◆ **WRITTEN PROBLEM 1**
Retype the part of the blog post about biblical miracles and game spells between "Raise Dead: Then" and "go. (John 11:41-44)", inclusive.
◆ **WRITTEN PROBLEM 2**
Render this sentence from the blog post about biblical miracles and game spells in Spanish: "The original Cleric class was full of spells that took liberally from the Bible."
◆ **WRITTEN PROBLEM 3**
Proceed with the blog post about biblical miracles and game spells, picking up after its last sentence.

◆ **TEXT**
============================================================
Part Water: And Moses stretched out his hand over the sea; and the LORD caused the sea to go [back] by a strong east wind all that night, and made the sea dry [land], and the waters were divided. And the children of Israel went into the midst of the sea upon the dry [ground]: and the waters [were] a wall unto them on their right hand, and on their left.  (Exodus 14:21-22)

Raise Dead: Then they took away the stone from the place where the dead was laid. And Jesus lifted up his eyes, and said, Father, I thank thee that thou hast heard me. And I knew that thou hearest me always: but because of the people which stand by I said it, that they may believe that thou hast sent me. And when he thus had spoken, he cried with a loud voice, Lazarus, come forth. And he that was dead came forth, bound hand and foot with graveclothes: and his face was bound about with a napkin. Jesus saith unto them, Loose him, and let him go. (John 11:41-44)

And then, of course, there are all those dinosaur entries in the Monster Manual…

Written by 

Wargamer and RPG'er since the 1970's, author of Adventures Dark and Deep, Castle of the Mad Archmage, and other things, and proprietor of the Greyhawk Grognard blog.

8 thoughts on “Aaron Uses His Staff of the Serpent…

  1. The original Cleric class was full of spells that took liberally from the Bible. Not only was the Staff of Serpents an item, but also a spell, Sticks to Snakes. There are more spells, but I don't have access to my books so cant look them up.

  2. I should have read your post more carefully. To clarify, Resurrection seems more like what happened on the third day, while Raise Dead is what happened with Lazarus.

  3. What a fantabulastic picture! I want to hang that on my wall!

    However, is Jesus really really big or is that just a really small apatasaurus?

  4. Isn't there a story in the Bible where Jesus spreads gall from a fish on the eyes on a blind man, and cures his blindness? Given that heritage, I surprised that 'fish gall' (whatever that is) is not a required material component for 'cure blindness' spells.
============================================================
◆ **DATASET ROWS**
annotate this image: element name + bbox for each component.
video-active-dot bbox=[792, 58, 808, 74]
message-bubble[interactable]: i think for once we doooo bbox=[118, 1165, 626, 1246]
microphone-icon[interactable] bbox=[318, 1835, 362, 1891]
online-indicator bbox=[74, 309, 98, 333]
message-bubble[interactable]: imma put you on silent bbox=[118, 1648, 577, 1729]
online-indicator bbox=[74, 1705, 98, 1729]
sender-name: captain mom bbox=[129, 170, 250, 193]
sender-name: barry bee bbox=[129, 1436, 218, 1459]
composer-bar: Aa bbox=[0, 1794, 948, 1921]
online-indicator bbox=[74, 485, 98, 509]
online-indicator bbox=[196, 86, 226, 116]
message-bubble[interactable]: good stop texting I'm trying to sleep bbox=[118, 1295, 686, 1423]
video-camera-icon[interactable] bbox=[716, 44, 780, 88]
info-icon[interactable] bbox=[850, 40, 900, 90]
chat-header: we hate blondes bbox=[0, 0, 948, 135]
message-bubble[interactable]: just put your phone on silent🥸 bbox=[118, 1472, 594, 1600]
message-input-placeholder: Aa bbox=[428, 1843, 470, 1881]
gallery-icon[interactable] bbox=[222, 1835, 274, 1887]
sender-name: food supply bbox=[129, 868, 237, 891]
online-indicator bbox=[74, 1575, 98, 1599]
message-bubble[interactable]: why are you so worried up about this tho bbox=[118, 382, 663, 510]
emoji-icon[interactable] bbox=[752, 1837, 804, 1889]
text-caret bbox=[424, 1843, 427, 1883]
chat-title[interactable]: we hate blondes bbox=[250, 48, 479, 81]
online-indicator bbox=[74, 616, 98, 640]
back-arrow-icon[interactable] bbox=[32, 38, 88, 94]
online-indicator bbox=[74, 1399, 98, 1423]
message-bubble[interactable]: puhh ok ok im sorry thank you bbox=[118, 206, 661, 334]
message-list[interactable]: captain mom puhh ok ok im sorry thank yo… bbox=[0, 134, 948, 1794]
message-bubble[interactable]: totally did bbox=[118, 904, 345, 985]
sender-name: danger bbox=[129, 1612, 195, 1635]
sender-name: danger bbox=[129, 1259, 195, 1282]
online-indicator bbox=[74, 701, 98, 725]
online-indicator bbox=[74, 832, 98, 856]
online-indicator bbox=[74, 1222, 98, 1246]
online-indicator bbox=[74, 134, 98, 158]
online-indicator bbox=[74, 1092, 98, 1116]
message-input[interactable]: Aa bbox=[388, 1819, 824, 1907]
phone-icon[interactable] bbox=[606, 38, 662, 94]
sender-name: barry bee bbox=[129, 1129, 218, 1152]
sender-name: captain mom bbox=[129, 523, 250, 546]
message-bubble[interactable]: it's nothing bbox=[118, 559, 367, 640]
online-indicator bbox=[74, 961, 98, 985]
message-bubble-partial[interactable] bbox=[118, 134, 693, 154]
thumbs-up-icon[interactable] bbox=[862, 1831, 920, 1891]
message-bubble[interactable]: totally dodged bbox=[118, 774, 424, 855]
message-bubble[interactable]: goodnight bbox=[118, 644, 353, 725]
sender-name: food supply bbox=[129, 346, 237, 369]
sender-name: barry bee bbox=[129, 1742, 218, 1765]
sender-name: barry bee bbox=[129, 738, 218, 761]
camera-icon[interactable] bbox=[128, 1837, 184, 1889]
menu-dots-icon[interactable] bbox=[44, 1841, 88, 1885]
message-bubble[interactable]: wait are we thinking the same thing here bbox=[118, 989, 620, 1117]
============================================================
◆ **RESPONSE 1**
Raise Dead: Then they took away the stone from the place where the dead was laid. And Jesus lifted up his eyes, and said, Father, I thank thee that thou hast heard me. And I knew that thou hearest me always: but because of the people which stand by I said it, that they may believe that thou hast sent me. And when he thus had spoken, he cried with a loud voice, Lazarus, come forth. And he that was dead came forth, bound hand and foot with graveclothes: and his face was bound about with a napkin. Jesus saith unto them, Loose him, and let him go. (John 11:41-44)

◆ **RESPONSE 2**
La clase original del Clérigo estaba llena de conjuros que se inspiraban ampliamente en la Biblia.

◆ **RESPONSE 3**
    I'm also dissapointed that there are no 'water-to-wine' spells or 'subdivide a few loaves and fishes to feed a multitude with leftovers' spells availible.

  5. @limpey: That was in the Apocrypha, Book of Tobit, and it wasn't Jesus. But hey, that reminds me – Tobit is where they got Asmodeus from!

  6. Oddly enough, even as an agnostic historian, I never had a problem with the historicity of those figures, or many of the events. I find our modern approach to history a little too quick in dismissing traditional narratives sans evidence. Anyhoo, I think it's easy to believe that the Bible, as well as the overall Jewish/Christian faith, would loom large in any such undertaking, those being a primary foundation of many things Western, both big and small. D&D is based heavily in a Medieval European default setting after all. Plus, this was the 70s, when Christianity was still the go-to foundation for many things, and one didn't need to hide it under a bushel, so to speak. It's not surprising that so many elements ring of a Jewish/Christian background. And that's more than just this or that spell or character class. For instance, one thing that always impressed me was the MM art for the Demons/Devils. The demons are based on old European folklore about Demons piecing together parts of creatures in haphazard ways. The devils? Based heavily on Medieval sculptures, art, and iconography – the classic 'horned devils' common in illuminated manuscripts. I always wondered if the differences were deliberate. Again, likely the European background which, by default, brought the Jewish/Christian/Biblical/Folklore into the pages of the rules.

Comments are closed.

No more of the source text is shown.